Write out only the lines running from the one that contains "Extract the structured" to the end of the material, both ends included.

⟨

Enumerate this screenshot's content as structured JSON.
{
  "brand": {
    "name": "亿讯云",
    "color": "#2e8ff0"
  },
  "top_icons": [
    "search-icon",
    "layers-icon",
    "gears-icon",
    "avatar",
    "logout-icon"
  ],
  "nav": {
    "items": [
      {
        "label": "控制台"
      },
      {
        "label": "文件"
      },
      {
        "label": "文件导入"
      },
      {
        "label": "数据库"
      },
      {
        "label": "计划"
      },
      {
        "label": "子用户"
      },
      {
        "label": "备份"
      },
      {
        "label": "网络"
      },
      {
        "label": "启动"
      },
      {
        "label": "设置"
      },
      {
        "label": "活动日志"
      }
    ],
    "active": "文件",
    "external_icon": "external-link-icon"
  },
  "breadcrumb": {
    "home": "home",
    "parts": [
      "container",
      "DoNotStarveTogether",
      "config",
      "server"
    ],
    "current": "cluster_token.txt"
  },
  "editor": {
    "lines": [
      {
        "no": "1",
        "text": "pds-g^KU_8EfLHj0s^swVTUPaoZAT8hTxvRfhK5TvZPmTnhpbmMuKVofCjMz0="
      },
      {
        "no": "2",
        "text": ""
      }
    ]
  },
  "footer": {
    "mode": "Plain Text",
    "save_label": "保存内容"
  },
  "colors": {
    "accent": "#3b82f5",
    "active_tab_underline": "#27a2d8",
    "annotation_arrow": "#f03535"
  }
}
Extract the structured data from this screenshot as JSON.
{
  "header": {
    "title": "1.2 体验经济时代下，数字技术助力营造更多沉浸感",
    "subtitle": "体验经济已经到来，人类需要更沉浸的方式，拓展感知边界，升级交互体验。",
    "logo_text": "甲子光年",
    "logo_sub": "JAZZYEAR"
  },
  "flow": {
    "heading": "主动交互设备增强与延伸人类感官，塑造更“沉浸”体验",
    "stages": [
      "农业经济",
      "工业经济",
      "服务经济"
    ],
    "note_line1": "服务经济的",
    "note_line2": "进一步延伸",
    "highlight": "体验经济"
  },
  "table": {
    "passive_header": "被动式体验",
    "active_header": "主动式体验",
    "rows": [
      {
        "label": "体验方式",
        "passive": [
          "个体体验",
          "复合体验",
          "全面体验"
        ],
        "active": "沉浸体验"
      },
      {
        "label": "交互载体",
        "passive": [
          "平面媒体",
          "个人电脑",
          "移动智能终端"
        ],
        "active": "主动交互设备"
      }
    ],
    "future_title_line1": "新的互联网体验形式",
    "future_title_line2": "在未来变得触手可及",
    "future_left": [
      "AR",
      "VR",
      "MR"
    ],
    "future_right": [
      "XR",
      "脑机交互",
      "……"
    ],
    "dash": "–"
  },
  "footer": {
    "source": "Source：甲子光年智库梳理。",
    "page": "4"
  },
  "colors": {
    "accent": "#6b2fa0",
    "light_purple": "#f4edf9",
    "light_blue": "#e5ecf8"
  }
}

⟩

__REPLY TO THE EXERCISE__:
Extract the structured data from this screenshot as JSON.
{
  "header": {
    "title": "1.2 体验经济时代下，数字技术助力营造更多沉浸感",
    "subtitle": "体验经济已经到来，人类需要更沉浸的方式，拓展感知边界，升级交互体验。",
    "logo_text": "甲子光年",
    "logo_sub": "JAZZYEAR"
  },
  "flow": {
    "heading": "主动交互设备增强与延伸人类感官，塑造更“沉浸”体验",
    "stages": [
      "农业经济",
      "工业经济",
      "服务经济"
    ],
    "note_line1": "服务经济的",
    "note_line2": "进一步延伸",
    "highlight": "体验经济"
  },
  "table": {
    "passive_header": "被动式体验",
    "active_header": "主动式体验",
    "rows": [
      {
        "label": "体验方式",
        "passive": [
          "个体体验",
          "复合体验",
          "全面体验"
        ],
        "active": "沉浸体验"
      },
      {
        "label": "交互载体",
        "passive": [
          "平面媒体",
          "个人电脑",
          "移动智能终端"
        ],
        "active": "主动交互设备"
      }
    ],
    "future_title_line1": "新的互联网体验形式",
    "future_title_line2": "在未来变得触手可及",
    "future_left": [
      "AR",
      "VR",
      "MR"
    ],
    "future_right": [
      "XR",
      "脑机交互",
      "……"
    ],
    "dash": "–"
  },
  "footer": {
    "source": "Source：甲子光年智库梳理。",
    "page": "4"
  },
  "colors": {
    "accent": "#6b2fa0",
    "light_purple": "#f4edf9",
    "light_blue": "#e5ecf8"
  }
}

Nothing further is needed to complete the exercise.